> **WHAT IS REQUIRED**: Lines containing the string "name" are to be counted; report only how many there are.

#####

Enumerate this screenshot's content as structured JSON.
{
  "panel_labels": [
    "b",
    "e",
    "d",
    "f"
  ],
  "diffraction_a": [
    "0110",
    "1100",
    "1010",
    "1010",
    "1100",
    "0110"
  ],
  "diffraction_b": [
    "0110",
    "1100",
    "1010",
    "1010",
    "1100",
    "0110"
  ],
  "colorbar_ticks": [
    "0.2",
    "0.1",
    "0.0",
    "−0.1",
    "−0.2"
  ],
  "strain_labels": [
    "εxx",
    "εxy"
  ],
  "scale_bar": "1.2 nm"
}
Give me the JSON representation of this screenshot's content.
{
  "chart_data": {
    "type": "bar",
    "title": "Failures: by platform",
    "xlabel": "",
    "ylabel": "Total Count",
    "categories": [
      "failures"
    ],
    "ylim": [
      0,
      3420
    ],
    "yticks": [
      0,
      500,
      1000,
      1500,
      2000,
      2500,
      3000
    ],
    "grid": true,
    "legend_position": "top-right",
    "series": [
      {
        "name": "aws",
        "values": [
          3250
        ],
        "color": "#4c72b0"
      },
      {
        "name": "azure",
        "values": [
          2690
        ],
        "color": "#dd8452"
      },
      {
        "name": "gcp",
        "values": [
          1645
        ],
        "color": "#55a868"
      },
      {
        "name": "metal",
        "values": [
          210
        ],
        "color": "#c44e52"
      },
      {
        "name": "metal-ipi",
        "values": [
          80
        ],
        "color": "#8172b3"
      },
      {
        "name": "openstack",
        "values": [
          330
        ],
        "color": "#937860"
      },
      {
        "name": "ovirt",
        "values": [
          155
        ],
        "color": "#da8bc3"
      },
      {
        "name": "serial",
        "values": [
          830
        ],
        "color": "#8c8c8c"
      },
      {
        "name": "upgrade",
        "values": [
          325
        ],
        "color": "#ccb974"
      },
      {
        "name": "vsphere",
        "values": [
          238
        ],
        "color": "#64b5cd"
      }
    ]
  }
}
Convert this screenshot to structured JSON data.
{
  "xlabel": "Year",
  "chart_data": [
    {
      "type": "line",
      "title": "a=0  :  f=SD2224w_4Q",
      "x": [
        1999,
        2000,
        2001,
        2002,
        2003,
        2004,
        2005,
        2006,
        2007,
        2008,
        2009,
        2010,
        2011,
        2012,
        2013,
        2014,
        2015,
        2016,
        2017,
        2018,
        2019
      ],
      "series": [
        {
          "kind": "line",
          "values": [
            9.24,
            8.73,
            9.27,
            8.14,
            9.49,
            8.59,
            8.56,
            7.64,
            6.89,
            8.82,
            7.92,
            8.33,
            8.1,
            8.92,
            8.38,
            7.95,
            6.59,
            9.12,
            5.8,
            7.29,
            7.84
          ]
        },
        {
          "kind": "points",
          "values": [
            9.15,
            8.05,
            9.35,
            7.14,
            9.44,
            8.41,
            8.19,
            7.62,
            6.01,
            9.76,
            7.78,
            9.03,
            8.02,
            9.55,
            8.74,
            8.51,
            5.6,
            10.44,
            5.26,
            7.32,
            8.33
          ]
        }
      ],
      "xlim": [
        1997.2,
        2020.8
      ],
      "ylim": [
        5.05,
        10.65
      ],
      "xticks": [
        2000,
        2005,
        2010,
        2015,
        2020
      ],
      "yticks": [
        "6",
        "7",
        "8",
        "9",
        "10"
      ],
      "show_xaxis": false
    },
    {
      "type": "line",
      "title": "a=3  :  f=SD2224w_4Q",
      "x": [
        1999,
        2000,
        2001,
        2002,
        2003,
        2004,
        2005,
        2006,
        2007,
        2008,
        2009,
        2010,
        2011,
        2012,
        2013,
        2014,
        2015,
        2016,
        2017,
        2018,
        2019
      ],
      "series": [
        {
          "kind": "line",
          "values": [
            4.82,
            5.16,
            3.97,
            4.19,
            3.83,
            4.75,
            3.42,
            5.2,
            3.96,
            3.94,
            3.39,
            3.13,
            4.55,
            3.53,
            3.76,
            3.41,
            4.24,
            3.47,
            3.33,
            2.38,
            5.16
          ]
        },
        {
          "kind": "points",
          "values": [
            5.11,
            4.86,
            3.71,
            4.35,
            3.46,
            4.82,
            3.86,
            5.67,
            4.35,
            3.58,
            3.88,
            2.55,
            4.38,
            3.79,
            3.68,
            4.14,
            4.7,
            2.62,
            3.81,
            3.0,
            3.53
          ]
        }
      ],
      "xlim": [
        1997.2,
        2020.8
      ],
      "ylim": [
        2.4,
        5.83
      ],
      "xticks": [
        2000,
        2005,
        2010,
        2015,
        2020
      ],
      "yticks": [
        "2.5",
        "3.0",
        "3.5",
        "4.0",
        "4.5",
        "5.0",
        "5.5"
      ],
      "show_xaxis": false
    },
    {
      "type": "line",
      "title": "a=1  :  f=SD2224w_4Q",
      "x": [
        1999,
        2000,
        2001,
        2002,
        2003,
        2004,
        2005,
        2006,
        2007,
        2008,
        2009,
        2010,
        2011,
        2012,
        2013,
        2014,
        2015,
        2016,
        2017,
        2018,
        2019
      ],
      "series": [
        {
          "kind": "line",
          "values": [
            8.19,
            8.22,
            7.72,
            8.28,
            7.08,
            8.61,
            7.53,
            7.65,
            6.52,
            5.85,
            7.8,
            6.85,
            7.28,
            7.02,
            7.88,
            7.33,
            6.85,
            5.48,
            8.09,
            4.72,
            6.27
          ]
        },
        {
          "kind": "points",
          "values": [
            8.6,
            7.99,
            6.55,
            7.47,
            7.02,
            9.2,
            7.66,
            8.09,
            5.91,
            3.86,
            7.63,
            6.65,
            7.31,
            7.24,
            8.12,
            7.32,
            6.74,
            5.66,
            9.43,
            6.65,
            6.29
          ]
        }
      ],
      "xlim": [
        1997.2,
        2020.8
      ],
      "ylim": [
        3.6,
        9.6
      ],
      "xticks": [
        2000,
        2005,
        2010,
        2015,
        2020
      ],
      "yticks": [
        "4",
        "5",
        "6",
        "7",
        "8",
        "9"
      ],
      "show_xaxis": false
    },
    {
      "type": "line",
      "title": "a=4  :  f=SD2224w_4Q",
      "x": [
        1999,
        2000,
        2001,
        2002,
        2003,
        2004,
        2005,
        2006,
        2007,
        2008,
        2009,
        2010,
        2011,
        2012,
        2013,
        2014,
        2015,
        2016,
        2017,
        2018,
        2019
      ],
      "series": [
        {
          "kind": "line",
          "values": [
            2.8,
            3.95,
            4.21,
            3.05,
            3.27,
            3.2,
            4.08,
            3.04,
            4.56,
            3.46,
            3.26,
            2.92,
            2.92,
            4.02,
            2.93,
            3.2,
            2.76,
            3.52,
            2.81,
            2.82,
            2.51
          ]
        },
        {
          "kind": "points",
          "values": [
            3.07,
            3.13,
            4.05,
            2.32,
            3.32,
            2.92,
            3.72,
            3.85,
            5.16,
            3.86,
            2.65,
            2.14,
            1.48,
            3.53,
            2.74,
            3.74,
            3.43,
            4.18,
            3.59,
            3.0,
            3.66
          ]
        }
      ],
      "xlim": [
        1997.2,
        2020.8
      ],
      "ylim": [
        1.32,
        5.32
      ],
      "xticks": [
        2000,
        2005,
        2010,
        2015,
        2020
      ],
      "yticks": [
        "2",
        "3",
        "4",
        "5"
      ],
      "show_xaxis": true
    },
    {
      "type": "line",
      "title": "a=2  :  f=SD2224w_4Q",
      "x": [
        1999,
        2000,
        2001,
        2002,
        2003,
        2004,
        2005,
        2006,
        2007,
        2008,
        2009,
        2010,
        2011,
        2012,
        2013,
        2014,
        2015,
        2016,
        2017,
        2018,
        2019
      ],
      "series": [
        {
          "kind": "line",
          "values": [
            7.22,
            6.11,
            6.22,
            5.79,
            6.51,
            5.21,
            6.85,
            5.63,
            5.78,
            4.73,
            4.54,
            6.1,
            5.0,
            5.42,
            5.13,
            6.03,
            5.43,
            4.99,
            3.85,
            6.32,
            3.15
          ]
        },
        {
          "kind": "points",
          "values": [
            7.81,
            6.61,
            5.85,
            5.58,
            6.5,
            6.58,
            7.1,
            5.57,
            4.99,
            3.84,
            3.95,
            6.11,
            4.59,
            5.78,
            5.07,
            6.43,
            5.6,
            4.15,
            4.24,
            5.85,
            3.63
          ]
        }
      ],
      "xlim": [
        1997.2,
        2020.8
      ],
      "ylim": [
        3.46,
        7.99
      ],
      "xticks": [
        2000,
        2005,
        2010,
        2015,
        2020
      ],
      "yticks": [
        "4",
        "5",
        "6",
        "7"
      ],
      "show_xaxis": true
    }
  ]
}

#####

> **SOLUTION TO THIS EXERCISE**: 10